** EXERCISE PROMPT **
Check each line for the string "климатическими". Give only the count of lines that have it.

** DATASET EXCERPTS **
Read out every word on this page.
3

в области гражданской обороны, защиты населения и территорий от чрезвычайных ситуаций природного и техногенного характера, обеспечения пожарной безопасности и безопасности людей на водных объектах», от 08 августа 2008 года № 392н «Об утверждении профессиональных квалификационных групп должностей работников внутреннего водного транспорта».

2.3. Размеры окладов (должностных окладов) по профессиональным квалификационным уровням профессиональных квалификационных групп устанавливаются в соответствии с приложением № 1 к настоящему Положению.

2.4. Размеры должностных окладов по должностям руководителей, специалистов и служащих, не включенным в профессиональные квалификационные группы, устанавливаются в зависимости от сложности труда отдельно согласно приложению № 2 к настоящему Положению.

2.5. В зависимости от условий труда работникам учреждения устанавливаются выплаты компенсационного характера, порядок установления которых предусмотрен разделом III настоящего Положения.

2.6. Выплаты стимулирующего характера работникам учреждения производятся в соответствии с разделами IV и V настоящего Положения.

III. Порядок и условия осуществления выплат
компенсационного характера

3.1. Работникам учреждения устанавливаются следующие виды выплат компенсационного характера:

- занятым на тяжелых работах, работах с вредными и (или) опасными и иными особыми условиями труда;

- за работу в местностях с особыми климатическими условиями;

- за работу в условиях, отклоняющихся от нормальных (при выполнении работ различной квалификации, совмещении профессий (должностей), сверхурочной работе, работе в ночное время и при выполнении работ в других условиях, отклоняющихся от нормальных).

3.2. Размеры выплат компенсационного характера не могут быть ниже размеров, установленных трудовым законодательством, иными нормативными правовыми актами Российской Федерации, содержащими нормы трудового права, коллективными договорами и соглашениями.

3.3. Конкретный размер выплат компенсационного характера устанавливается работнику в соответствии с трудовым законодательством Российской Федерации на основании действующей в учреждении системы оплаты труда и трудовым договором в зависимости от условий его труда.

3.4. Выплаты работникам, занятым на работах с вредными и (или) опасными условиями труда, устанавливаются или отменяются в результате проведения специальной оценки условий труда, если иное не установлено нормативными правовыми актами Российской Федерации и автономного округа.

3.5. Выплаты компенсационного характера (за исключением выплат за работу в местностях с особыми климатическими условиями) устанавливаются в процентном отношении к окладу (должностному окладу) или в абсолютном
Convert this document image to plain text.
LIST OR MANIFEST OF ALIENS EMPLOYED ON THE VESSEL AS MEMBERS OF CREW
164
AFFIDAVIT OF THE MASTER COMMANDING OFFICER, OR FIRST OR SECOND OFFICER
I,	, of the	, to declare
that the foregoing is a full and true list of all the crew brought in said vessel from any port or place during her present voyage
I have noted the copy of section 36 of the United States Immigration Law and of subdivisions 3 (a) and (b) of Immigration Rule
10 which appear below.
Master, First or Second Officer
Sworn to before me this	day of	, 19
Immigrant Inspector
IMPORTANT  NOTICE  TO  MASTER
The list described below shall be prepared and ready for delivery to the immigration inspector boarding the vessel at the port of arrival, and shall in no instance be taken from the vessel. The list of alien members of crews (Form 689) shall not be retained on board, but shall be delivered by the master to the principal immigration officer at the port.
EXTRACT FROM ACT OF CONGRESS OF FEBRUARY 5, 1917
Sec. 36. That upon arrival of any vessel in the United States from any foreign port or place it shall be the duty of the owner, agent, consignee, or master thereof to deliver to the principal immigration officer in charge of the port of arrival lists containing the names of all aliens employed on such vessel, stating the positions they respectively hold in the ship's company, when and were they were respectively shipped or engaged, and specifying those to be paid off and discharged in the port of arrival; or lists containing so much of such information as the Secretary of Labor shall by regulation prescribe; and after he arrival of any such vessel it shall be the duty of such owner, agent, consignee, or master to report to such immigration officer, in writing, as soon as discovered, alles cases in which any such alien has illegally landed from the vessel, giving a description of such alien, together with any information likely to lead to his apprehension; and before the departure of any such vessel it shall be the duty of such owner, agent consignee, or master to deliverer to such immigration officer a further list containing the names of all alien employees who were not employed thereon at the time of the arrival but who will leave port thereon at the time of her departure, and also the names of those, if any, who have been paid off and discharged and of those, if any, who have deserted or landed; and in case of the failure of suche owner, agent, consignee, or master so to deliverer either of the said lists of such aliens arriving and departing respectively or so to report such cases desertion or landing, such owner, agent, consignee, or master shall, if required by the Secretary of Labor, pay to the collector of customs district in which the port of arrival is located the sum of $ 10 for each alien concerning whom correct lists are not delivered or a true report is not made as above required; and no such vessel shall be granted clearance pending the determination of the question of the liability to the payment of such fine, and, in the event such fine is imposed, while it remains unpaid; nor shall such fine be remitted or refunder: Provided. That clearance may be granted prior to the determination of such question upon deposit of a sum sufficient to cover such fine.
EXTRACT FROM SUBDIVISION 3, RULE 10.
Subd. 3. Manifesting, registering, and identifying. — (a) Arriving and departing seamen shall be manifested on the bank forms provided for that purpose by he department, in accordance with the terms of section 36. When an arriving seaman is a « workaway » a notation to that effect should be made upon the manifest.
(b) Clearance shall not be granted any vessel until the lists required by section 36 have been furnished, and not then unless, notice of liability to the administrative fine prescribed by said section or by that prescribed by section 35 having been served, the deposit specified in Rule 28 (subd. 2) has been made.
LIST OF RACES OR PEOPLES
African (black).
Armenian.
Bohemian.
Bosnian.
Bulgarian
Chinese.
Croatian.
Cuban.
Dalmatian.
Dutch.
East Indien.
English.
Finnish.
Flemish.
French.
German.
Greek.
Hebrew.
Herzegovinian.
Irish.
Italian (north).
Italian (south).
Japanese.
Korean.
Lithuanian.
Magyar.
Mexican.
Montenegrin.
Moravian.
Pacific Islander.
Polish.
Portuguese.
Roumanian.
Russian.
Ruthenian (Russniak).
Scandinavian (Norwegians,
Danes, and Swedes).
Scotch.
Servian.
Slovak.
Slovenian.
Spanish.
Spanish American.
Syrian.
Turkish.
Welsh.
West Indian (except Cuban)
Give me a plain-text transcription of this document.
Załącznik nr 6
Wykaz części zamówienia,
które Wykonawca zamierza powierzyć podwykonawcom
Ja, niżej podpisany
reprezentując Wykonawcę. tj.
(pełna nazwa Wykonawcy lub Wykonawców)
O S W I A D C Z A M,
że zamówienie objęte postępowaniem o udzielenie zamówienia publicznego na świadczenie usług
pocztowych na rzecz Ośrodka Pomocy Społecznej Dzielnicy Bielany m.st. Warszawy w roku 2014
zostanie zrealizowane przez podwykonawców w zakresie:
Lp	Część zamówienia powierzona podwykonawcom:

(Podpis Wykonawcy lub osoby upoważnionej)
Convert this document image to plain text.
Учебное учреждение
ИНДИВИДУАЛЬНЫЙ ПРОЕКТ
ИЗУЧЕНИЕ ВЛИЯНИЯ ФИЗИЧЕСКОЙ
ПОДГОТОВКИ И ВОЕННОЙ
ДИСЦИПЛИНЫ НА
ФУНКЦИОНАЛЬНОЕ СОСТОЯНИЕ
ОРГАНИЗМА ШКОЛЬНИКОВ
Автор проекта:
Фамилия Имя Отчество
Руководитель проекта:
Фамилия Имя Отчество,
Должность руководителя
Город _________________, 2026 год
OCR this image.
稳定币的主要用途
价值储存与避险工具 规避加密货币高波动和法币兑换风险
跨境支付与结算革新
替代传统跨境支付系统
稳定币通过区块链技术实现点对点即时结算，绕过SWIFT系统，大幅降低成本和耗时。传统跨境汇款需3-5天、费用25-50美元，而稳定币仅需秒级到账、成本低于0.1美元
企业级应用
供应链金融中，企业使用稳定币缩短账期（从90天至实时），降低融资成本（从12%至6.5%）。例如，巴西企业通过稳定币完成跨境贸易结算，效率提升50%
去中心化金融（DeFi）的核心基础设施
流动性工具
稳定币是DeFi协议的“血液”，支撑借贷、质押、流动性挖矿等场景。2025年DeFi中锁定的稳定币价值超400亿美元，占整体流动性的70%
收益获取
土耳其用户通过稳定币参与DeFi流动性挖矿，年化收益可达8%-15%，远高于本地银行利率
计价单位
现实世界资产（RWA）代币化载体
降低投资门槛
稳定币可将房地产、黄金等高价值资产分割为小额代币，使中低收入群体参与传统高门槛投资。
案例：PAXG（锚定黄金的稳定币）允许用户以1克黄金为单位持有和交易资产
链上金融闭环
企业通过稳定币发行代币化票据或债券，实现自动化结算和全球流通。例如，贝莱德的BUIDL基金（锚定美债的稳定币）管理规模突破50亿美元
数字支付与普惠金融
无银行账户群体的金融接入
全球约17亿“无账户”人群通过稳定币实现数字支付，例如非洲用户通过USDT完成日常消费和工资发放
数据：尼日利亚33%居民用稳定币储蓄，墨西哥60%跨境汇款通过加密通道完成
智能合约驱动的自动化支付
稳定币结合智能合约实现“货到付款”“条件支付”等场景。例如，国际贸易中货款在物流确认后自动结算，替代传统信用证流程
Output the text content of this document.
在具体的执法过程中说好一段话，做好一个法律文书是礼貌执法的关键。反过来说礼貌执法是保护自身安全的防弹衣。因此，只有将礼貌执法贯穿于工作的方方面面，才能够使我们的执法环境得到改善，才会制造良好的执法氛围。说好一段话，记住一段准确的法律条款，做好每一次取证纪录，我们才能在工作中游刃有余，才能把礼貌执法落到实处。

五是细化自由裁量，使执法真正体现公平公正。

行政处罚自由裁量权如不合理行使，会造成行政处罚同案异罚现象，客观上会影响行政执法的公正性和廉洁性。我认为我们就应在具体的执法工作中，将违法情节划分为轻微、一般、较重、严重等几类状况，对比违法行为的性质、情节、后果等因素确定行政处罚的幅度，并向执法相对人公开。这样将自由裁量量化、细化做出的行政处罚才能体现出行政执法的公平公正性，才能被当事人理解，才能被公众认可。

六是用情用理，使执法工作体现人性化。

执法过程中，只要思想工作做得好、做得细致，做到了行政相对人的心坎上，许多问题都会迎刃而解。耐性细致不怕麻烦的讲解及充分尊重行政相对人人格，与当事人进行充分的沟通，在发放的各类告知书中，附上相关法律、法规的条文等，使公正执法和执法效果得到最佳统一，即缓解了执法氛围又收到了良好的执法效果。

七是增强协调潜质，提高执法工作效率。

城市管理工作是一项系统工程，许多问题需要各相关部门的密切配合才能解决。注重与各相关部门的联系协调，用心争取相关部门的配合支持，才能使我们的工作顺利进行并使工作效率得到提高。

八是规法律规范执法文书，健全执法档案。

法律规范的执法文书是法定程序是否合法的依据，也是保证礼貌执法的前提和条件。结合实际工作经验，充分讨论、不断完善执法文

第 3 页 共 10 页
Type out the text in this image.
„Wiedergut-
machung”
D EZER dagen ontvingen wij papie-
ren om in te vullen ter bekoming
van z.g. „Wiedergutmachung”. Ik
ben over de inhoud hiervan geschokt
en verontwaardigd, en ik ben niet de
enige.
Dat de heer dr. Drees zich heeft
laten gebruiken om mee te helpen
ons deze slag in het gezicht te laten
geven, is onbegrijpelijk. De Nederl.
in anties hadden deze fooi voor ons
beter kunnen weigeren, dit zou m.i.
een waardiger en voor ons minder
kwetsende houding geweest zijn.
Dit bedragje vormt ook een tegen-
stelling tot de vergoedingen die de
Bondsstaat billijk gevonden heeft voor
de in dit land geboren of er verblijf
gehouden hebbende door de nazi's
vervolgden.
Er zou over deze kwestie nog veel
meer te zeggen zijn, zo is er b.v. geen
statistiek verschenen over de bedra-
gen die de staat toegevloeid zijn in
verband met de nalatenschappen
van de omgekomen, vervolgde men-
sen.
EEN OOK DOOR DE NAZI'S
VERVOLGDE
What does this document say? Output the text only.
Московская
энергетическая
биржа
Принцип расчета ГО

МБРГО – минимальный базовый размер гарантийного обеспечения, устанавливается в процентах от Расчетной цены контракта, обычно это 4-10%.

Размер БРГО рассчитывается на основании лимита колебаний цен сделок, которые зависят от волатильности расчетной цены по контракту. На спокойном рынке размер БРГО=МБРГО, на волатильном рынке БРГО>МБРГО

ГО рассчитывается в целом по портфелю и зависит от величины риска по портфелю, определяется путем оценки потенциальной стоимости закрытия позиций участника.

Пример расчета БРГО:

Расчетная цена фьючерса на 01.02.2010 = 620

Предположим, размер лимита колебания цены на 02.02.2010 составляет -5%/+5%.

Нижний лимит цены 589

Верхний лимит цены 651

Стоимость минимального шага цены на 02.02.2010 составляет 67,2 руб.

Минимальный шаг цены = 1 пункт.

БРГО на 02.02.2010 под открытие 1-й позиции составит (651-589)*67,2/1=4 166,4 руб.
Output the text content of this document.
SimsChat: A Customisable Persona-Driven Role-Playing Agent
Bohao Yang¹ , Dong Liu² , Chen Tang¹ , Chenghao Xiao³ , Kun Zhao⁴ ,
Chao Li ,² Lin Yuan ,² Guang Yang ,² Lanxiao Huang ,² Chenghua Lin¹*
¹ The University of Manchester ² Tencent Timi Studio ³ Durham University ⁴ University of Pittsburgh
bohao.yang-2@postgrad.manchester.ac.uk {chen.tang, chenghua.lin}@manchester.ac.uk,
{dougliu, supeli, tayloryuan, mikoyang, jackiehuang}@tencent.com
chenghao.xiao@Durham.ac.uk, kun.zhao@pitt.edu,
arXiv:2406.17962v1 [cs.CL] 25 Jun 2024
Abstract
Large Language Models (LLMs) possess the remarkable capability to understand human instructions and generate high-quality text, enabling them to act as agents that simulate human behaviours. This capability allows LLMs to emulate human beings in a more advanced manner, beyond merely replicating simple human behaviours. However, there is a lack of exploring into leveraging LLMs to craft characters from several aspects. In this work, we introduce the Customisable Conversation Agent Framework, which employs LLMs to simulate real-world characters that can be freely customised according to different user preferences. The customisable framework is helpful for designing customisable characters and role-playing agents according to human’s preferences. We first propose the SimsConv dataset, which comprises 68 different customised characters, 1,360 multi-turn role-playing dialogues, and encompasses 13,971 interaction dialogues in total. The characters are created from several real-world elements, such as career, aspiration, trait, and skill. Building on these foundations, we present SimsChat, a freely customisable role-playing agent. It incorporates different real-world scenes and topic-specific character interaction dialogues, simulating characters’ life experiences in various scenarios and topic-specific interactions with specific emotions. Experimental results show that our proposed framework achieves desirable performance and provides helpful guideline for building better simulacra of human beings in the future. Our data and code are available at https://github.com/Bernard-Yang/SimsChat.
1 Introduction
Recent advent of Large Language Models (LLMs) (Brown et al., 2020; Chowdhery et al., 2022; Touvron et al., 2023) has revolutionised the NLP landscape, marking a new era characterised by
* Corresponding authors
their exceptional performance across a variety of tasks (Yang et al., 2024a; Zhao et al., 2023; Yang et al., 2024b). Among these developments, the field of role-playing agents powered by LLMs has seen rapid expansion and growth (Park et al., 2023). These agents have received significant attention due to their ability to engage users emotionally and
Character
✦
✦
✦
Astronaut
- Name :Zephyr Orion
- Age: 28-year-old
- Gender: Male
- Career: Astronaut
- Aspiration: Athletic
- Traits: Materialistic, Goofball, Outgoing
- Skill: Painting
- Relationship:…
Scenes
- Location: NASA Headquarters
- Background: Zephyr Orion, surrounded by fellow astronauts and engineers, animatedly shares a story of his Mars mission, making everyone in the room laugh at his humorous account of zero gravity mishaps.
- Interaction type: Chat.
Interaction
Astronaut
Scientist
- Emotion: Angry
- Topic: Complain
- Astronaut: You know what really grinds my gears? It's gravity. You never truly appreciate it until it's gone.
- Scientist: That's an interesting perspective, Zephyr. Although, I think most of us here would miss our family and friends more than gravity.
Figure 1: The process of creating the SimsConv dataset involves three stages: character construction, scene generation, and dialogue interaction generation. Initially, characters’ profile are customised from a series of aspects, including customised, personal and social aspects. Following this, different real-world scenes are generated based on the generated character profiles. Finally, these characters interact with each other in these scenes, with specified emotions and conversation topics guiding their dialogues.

** THE REPLY **
2